┏━━

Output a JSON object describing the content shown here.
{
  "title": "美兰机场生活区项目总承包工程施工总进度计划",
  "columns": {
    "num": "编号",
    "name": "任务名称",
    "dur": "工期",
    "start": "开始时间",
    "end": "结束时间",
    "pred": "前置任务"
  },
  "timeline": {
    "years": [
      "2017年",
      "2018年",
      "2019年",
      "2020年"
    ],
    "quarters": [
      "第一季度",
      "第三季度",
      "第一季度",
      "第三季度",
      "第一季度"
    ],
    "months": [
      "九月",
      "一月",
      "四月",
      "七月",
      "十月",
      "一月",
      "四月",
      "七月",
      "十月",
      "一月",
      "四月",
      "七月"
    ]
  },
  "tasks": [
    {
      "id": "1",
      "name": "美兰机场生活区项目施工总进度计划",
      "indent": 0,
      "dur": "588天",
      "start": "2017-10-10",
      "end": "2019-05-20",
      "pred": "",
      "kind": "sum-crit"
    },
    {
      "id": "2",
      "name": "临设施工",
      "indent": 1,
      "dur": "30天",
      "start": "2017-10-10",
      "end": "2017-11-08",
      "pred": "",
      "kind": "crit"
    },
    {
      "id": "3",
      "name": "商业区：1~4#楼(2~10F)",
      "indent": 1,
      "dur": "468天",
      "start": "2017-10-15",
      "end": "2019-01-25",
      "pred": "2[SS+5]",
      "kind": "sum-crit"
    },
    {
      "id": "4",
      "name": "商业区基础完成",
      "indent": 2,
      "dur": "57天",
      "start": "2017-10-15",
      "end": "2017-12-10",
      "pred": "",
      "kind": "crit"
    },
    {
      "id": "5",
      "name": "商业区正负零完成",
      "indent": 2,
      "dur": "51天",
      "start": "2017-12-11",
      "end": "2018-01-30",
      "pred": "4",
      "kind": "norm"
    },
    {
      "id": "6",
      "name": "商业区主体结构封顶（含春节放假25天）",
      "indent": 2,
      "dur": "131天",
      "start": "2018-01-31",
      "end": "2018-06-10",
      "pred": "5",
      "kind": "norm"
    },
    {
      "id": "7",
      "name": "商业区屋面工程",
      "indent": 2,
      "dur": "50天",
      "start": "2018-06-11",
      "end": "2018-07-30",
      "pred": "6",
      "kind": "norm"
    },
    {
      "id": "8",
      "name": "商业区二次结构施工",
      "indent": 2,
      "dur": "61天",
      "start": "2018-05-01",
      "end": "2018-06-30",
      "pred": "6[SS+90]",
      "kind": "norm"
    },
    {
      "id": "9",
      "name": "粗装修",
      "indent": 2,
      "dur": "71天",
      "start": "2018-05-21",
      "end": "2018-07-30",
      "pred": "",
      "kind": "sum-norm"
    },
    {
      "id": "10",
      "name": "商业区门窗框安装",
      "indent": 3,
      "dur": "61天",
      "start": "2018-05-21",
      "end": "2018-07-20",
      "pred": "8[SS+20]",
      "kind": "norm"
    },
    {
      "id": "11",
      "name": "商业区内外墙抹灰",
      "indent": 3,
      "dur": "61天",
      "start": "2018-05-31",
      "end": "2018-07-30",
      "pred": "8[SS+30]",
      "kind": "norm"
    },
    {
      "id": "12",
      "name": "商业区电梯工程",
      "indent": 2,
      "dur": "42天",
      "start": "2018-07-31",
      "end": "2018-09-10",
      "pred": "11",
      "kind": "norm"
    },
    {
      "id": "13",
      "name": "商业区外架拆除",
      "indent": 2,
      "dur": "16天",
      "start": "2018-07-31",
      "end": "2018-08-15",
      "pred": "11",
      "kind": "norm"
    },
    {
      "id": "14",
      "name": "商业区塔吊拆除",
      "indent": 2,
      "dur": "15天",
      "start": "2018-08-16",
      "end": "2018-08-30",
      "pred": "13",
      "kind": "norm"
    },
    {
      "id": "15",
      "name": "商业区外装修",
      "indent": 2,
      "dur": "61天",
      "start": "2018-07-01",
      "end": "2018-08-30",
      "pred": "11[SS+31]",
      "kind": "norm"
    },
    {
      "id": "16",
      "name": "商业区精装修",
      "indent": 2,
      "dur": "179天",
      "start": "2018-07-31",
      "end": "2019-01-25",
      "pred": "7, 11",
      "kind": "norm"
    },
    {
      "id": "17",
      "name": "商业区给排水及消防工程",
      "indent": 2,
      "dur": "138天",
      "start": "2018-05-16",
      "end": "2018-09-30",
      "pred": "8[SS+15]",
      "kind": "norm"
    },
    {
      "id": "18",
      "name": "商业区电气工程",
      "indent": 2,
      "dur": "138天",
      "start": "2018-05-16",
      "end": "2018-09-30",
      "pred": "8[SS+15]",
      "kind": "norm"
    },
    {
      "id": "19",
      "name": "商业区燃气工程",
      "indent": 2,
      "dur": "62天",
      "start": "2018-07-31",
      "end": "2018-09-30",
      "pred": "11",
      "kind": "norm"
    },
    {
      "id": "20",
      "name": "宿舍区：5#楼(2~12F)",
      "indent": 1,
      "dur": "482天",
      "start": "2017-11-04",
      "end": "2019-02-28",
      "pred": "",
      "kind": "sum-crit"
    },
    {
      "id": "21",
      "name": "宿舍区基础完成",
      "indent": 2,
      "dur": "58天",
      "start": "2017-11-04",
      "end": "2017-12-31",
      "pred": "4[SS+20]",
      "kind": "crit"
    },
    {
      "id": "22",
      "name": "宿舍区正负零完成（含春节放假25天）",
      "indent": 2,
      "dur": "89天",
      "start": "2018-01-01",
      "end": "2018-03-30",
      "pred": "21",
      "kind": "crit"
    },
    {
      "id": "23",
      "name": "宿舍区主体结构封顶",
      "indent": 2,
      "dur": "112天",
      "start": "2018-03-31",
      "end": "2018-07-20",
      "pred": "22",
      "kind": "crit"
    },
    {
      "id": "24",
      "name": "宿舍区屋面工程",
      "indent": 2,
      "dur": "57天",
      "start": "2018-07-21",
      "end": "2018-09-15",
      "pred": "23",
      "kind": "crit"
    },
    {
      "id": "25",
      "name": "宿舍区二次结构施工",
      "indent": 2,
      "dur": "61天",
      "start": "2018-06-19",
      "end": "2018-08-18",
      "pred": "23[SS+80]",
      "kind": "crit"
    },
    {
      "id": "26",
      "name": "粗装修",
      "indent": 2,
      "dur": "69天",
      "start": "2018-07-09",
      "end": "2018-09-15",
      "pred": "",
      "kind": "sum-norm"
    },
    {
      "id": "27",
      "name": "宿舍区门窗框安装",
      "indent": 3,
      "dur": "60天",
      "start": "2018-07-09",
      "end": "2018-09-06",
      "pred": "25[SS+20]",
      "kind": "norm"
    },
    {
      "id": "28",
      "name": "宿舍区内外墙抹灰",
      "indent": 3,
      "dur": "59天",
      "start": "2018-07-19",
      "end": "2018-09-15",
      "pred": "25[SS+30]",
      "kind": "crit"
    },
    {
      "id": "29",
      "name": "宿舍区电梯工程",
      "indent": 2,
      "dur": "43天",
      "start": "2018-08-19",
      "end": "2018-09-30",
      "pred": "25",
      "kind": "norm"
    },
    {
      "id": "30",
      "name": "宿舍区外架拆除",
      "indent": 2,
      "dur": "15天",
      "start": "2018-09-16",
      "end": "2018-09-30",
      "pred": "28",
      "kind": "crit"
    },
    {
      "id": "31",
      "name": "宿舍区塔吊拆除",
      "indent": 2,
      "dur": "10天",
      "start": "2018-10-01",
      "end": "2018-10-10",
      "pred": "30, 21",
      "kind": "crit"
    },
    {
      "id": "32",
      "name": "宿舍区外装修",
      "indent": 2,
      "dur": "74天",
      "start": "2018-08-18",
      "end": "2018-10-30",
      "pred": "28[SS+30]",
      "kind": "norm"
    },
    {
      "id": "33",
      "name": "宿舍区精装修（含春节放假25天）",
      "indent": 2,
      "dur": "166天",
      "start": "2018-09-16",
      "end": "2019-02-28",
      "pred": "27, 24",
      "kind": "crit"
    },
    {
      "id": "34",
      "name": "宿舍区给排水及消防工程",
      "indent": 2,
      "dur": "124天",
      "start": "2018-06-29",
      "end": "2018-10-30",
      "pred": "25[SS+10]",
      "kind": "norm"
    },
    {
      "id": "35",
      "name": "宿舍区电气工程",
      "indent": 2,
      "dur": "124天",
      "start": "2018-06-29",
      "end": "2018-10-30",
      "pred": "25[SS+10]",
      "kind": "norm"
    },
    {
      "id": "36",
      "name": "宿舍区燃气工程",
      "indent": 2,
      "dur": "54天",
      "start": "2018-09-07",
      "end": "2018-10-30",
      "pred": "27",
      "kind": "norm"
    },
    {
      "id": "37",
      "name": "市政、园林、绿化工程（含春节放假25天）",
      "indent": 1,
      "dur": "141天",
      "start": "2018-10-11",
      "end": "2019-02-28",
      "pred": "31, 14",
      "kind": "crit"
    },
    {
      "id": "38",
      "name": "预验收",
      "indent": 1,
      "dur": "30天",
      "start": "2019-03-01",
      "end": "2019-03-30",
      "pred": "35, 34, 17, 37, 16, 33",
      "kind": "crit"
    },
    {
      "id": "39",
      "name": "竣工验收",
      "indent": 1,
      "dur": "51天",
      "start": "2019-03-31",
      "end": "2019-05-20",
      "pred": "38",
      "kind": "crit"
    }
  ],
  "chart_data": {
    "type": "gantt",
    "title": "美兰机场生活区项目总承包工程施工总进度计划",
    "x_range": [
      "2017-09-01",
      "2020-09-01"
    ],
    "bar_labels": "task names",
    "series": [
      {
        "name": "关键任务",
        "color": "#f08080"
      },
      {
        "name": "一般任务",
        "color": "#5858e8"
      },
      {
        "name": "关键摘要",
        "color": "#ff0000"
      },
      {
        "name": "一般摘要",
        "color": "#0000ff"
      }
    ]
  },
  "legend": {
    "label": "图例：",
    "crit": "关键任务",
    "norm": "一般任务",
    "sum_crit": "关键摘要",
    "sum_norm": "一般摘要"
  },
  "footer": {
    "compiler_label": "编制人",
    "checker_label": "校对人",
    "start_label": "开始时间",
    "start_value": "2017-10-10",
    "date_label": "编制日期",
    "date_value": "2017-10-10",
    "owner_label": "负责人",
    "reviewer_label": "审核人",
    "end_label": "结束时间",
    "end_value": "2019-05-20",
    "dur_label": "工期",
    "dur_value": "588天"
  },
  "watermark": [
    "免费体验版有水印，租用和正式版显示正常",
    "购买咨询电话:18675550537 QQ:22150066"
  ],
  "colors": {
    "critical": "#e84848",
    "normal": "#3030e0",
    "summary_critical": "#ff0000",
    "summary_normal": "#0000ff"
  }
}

┗━━

§ **BRIEF**:
Extract from the data every line where "美兰机场生活区项目总承包工程施工总进度计划" shows up.

§ **FINISHED EXERCISE**:
  "title": "美兰机场生活区项目总承包工程施工总进度计划",
    "title": "美兰机场生活区项目总承包工程施工总进度计划",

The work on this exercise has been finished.